» **Given request**
Quote the records below in full, exactly as given, with the images taken out.

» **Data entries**
# # # # #

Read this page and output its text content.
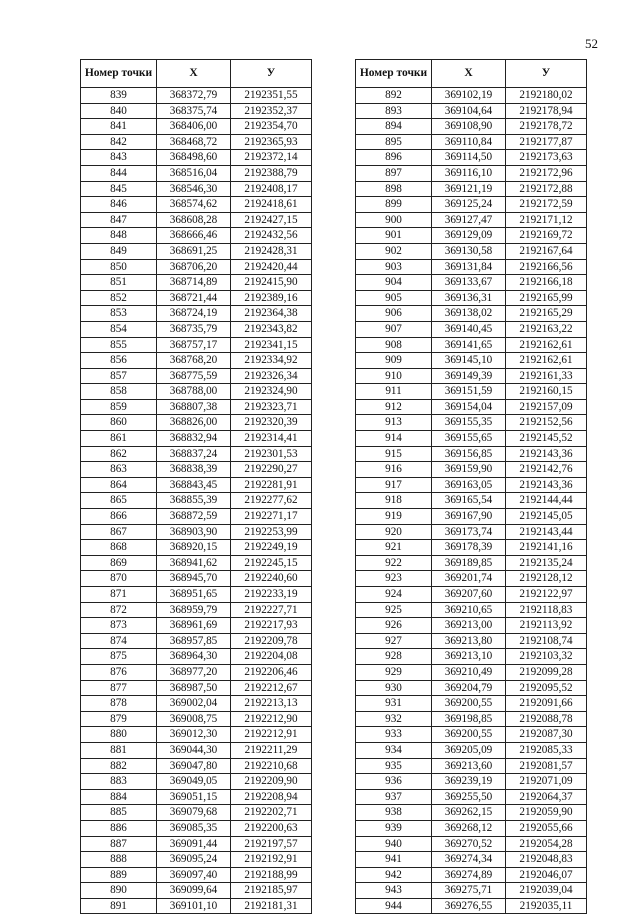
52
Номер точки	Х	У
839	368372,79	2192351,55
840	368375,74	2192352,37
841	368406,00	2192354,70
842	368468,72	2192365,93
843	368498,60	2192372,14
844	368516,04	2192388,79
845	368546,30	2192408,17
846	368574,62	2192418,61
847	368608,28	2192427,15
848	368666,46	2192432,56
849	368691,25	2192428,31
850	368706,20	2192420,44
851	368714,89	2192415,90
852	368721,44	2192389,16
853	368724,19	2192364,38
854	368735,79	2192343,82
855	368757,17	2192341,15
856	368768,20	2192334,92
857	368775,59	2192326,34
858	368788,00	2192324,90
859	368807,38	2192323,71
860	368826,00	2192320,39
861	368832,94	2192314,41
862	368837,24	2192301,53
863	368838,39	2192290,27
864	368843,45	2192281,91
865	368855,39	2192277,62
866	368872,59	2192271,17
867	368903,90	2192253,99
868	368920,15	2192249,19
869	368941,62	2192245,15
870	368945,70	2192240,60
871	368951,65	2192233,19
872	368959,79	2192227,71
873	368961,69	2192217,93
874	368957,85	2192209,78
875	368964,30	2192204,08
876	368977,20	2192206,46
877	368987,50	2192212,67
878	369002,04	2192213,13
879	369008,75	2192212,90
880	369012,30	2192212,91
881	369044,30	2192211,29
882	369047,80	2192210,68
883	369049,05	2192209,90
884	369051,15	2192208,94
885	369079,68	2192202,71
886	369085,35	2192200,63
887	369091,44	2192197,57
888	369095,24	2192192,91
889	369097,40	2192188,99
890	369099,64	2192185,97
891	369101,10	2192181,31
Номер точки	Х	У
892	369102,19	2192180,02
893	369104,64	2192178,94
894	369108,90	2192178,72
895	369110,84	2192177,87
896	369114,50	2192173,63
897	369116,10	2192172,96
898	369121,19	2192172,88
899	369125,24	2192172,59
900	369127,47	2192171,12
901	369129,09	2192169,72
902	369130,58	2192167,64
903	369131,84	2192166,56
904	369133,67	2192166,18
905	369136,31	2192165,99
906	369138,02	2192165,29
907	369140,45	2192163,22
908	369141,65	2192162,61
909	369145,10	2192162,61
910	369149,39	2192161,33
911	369151,59	2192160,15
912	369154,04	2192157,09
913	369155,35	2192152,56
914	369155,65	2192145,52
915	369156,85	2192143,36
916	369159,90	2192142,76
917	369163,05	2192143,36
918	369165,54	2192144,44
919	369167,90	2192145,05
920	369173,74	2192143,44
921	369178,39	2192141,16
922	369189,85	2192135,24
923	369201,74	2192128,12
924	369207,60	2192122,97
925	369210,65	2192118,83
926	369213,00	2192113,92
927	369213,80	2192108,74
928	369213,10	2192103,32
929	369210,49	2192099,28
930	369204,79	2192095,52
931	369200,55	2192091,66
932	369198,85	2192088,78
933	369200,55	2192087,30
934	369205,09	2192085,33
935	369213,60	2192081,57
936	369239,19	2192071,09
937	369255,50	2192064,37
938	369262,15	2192059,90
939	369268,12	2192055,66
940	369270,52	2192054,28
941	369274,34	2192048,83
942	369274,89	2192046,07
943	369275,71	2192039,04
944	369276,55	2192035,11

# # # # #

» **Full solution**
Read this page and output its text content.
52
Номер точки	Х	У
839	368372,79	2192351,55
840	368375,74	2192352,37
841	368406,00	2192354,70
842	368468,72	2192365,93
843	368498,60	2192372,14
844	368516,04	2192388,79
845	368546,30	2192408,17
846	368574,62	2192418,61
847	368608,28	2192427,15
848	368666,46	2192432,56
849	368691,25	2192428,31
850	368706,20	2192420,44
851	368714,89	2192415,90
852	368721,44	2192389,16
853	368724,19	2192364,38
854	368735,79	2192343,82
855	368757,17	2192341,15
856	368768,20	2192334,92
857	368775,59	2192326,34
858	368788,00	2192324,90
859	368807,38	2192323,71
860	368826,00	2192320,39
861	368832,94	2192314,41
862	368837,24	2192301,53
863	368838,39	2192290,27
864	368843,45	2192281,91
865	368855,39	2192277,62
866	368872,59	2192271,17
867	368903,90	2192253,99
868	368920,15	2192249,19
869	368941,62	2192245,15
870	368945,70	2192240,60
871	368951,65	2192233,19
872	368959,79	2192227,71
873	368961,69	2192217,93
874	368957,85	2192209,78
875	368964,30	2192204,08
876	368977,20	2192206,46
877	368987,50	2192212,67
878	369002,04	2192213,13
879	369008,75	2192212,90
880	369012,30	2192212,91
881	369044,30	2192211,29
882	369047,80	2192210,68
883	369049,05	2192209,90
884	369051,15	2192208,94
885	369079,68	2192202,71
886	369085,35	2192200,63
887	369091,44	2192197,57
888	369095,24	2192192,91
889	369097,40	2192188,99
890	369099,64	2192185,97
891	369101,10	2192181,31
Номер точки	Х	У
892	369102,19	2192180,02
893	369104,64	2192178,94
894	369108,90	2192178,72
895	369110,84	2192177,87
896	369114,50	2192173,63
897	369116,10	2192172,96
898	369121,19	2192172,88
899	369125,24	2192172,59
900	369127,47	2192171,12
901	369129,09	2192169,72
902	369130,58	2192167,64
903	369131,84	2192166,56
904	369133,67	2192166,18
905	369136,31	2192165,99
906	369138,02	2192165,29
907	369140,45	2192163,22
908	369141,65	2192162,61
909	369145,10	2192162,61
910	369149,39	2192161,33
911	369151,59	2192160,15
912	369154,04	2192157,09
913	369155,35	2192152,56
914	369155,65	2192145,52
915	369156,85	2192143,36
916	369159,90	2192142,76
917	369163,05	2192143,36
918	369165,54	2192144,44
919	369167,90	2192145,05
920	369173,74	2192143,44
921	369178,39	2192141,16
922	369189,85	2192135,24
923	369201,74	2192128,12
924	369207,60	2192122,97
925	369210,65	2192118,83
926	369213,00	2192113,92
927	369213,80	2192108,74
928	369213,10	2192103,32
929	369210,49	2192099,28
930	369204,79	2192095,52
931	369200,55	2192091,66
932	369198,85	2192088,78
933	369200,55	2192087,30
934	369205,09	2192085,33
935	369213,60	2192081,57
936	369239,19	2192071,09
937	369255,50	2192064,37
938	369262,15	2192059,90
939	369268,12	2192055,66
940	369270,52	2192054,28
941	369274,34	2192048,83
942	369274,89	2192046,07
943	369275,71	2192039,04
944	369276,55	2192035,11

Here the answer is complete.